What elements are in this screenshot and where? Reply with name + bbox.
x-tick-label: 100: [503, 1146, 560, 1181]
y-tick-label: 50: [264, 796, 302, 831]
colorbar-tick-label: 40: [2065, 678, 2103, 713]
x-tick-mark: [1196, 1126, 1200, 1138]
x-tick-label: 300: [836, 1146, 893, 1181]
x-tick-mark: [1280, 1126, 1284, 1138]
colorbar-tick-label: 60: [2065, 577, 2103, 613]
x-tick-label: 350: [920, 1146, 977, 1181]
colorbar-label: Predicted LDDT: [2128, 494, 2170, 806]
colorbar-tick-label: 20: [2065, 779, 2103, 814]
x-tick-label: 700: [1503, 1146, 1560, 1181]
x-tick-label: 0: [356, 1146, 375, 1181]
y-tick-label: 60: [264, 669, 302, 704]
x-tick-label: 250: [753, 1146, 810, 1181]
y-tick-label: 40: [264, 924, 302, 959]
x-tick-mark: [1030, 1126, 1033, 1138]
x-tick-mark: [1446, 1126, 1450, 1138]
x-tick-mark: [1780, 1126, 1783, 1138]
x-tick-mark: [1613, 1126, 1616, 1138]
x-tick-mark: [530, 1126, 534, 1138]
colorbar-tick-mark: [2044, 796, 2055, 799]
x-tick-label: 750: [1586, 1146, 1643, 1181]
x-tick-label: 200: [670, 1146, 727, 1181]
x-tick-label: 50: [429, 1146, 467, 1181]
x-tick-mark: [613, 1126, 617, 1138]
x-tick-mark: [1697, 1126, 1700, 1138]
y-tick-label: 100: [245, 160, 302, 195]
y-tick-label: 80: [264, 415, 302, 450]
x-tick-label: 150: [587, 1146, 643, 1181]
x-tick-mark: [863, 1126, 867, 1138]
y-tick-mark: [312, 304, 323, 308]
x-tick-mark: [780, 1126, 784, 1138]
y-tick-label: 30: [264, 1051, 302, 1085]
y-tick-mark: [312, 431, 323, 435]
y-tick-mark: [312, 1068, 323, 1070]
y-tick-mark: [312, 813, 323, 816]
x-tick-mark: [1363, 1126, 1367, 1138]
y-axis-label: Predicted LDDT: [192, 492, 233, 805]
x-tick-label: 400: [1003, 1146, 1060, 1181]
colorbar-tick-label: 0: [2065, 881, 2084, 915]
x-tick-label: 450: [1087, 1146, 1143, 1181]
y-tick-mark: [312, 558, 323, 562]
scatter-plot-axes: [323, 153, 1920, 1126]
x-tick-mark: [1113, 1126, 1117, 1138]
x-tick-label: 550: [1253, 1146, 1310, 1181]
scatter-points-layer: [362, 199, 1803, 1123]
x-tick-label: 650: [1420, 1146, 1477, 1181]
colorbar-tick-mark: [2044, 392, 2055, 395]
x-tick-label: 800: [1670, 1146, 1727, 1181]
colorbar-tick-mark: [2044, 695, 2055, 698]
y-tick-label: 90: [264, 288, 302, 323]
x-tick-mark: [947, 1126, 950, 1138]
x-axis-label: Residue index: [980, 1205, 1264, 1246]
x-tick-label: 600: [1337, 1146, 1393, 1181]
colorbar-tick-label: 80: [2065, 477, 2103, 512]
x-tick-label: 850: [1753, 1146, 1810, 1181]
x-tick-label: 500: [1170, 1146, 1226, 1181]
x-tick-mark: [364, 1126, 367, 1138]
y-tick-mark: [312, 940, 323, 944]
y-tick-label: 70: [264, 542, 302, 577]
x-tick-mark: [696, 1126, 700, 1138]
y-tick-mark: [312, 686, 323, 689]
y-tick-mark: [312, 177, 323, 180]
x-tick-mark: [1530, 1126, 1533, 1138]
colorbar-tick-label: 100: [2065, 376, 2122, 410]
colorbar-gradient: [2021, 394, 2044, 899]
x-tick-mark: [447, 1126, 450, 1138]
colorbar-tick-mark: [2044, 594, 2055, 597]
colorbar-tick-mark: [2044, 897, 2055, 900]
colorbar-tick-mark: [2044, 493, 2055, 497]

***

Please copy all of the lines above word for word, from the first through the last, without changing anything.

What elements are in this screenshot and where? Reply with name + bbox.
x-tick-label: 100: [503, 1146, 560, 1181]
y-tick-label: 50: [264, 796, 302, 831]
colorbar-tick-label: 40: [2065, 678, 2103, 713]
x-tick-mark: [1196, 1126, 1200, 1138]
x-tick-label: 300: [836, 1146, 893, 1181]
x-tick-mark: [1280, 1126, 1284, 1138]
colorbar-tick-label: 60: [2065, 577, 2103, 613]
x-tick-label: 350: [920, 1146, 977, 1181]
colorbar-label: Predicted LDDT: [2128, 494, 2170, 806]
colorbar-tick-label: 20: [2065, 779, 2103, 814]
x-tick-label: 700: [1503, 1146, 1560, 1181]
x-tick-label: 0: [356, 1146, 375, 1181]
y-tick-label: 60: [264, 669, 302, 704]
x-tick-label: 250: [753, 1146, 810, 1181]
y-tick-label: 40: [264, 924, 302, 959]
x-tick-mark: [1030, 1126, 1033, 1138]
x-tick-mark: [1446, 1126, 1450, 1138]
x-tick-mark: [1780, 1126, 1783, 1138]
x-tick-mark: [1613, 1126, 1616, 1138]
x-tick-mark: [530, 1126, 534, 1138]
colorbar-tick-mark: [2044, 796, 2055, 799]
x-tick-label: 750: [1586, 1146, 1643, 1181]
x-tick-label: 200: [670, 1146, 727, 1181]
x-tick-label: 50: [429, 1146, 467, 1181]
x-tick-mark: [613, 1126, 617, 1138]
x-tick-mark: [1697, 1126, 1700, 1138]
y-tick-label: 100: [245, 160, 302, 195]
y-tick-label: 80: [264, 415, 302, 450]
x-tick-label: 150: [587, 1146, 643, 1181]
x-tick-mark: [863, 1126, 867, 1138]
y-tick-mark: [312, 304, 323, 308]
x-tick-mark: [780, 1126, 784, 1138]
y-tick-label: 30: [264, 1051, 302, 1085]
y-tick-mark: [312, 431, 323, 435]
y-tick-mark: [312, 1068, 323, 1070]
y-tick-mark: [312, 813, 323, 816]
x-tick-mark: [1363, 1126, 1367, 1138]
y-axis-label: Predicted LDDT: [192, 492, 233, 805]
x-tick-label: 400: [1003, 1146, 1060, 1181]
colorbar-tick-label: 0: [2065, 881, 2084, 915]
x-tick-label: 450: [1087, 1146, 1143, 1181]
y-tick-mark: [312, 558, 323, 562]
scatter-plot-axes: [323, 153, 1920, 1126]
x-tick-mark: [1113, 1126, 1117, 1138]
x-tick-label: 550: [1253, 1146, 1310, 1181]
scatter-points-layer: [362, 199, 1803, 1123]
x-tick-label: 650: [1420, 1146, 1477, 1181]
colorbar-tick-mark: [2044, 392, 2055, 395]
x-tick-label: 800: [1670, 1146, 1727, 1181]
colorbar-tick-mark: [2044, 695, 2055, 698]
y-tick-label: 90: [264, 288, 302, 323]
x-tick-mark: [947, 1126, 950, 1138]
x-axis-label: Residue index: [980, 1205, 1264, 1246]
x-tick-label: 600: [1337, 1146, 1393, 1181]
colorbar-tick-label: 80: [2065, 477, 2103, 512]
x-tick-label: 850: [1753, 1146, 1810, 1181]
x-tick-label: 500: [1170, 1146, 1226, 1181]
x-tick-mark: [364, 1126, 367, 1138]
y-tick-mark: [312, 940, 323, 944]
y-tick-label: 70: [264, 542, 302, 577]
x-tick-mark: [696, 1126, 700, 1138]
y-tick-mark: [312, 686, 323, 689]
y-tick-mark: [312, 177, 323, 180]
x-tick-mark: [1530, 1126, 1533, 1138]
colorbar-tick-label: 100: [2065, 376, 2122, 410]
colorbar-gradient: [2021, 394, 2044, 899]
x-tick-mark: [447, 1126, 450, 1138]
colorbar-tick-mark: [2044, 594, 2055, 597]
colorbar-tick-mark: [2044, 897, 2055, 900]
colorbar-tick-mark: [2044, 493, 2055, 497]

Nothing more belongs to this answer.